_EXERCISE DATA_
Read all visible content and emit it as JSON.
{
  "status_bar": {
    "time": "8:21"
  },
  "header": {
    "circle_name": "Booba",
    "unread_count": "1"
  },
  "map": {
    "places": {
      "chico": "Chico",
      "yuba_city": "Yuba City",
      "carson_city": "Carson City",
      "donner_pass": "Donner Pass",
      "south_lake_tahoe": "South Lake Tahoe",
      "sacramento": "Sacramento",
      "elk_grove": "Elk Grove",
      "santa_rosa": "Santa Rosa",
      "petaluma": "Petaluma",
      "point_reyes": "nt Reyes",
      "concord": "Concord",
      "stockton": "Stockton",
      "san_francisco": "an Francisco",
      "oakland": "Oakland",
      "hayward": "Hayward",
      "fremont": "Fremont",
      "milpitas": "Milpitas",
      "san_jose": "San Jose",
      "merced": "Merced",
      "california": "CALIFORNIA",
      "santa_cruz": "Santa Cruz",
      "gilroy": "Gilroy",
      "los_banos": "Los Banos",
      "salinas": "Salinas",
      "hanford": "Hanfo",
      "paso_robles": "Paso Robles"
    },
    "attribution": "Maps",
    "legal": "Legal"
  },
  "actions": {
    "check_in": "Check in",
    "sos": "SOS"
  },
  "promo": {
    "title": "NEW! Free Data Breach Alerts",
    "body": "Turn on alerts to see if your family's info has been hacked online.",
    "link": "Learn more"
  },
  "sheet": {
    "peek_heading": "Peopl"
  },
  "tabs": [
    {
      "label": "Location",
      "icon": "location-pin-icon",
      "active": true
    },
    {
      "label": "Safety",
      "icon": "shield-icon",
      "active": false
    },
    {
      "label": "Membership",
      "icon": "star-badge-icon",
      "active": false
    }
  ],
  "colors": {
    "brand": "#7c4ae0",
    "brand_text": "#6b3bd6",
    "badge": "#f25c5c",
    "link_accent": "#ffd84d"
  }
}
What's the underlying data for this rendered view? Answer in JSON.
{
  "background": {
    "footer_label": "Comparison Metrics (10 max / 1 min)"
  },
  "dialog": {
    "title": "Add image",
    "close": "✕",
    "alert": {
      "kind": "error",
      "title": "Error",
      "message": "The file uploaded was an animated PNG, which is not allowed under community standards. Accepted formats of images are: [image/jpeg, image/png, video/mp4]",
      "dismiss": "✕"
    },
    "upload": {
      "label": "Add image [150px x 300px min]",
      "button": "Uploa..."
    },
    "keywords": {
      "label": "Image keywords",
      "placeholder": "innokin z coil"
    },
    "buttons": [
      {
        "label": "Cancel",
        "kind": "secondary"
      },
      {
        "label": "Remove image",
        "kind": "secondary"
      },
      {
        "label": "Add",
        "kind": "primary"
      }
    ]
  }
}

_THE PROBLEM_
From the data above, gather every line that includes the word "title".

_EXERCISE SOLUTION_
    "title": "NEW! Free Data Breach Alerts",
    "title": "Add image",
      "title": "Error",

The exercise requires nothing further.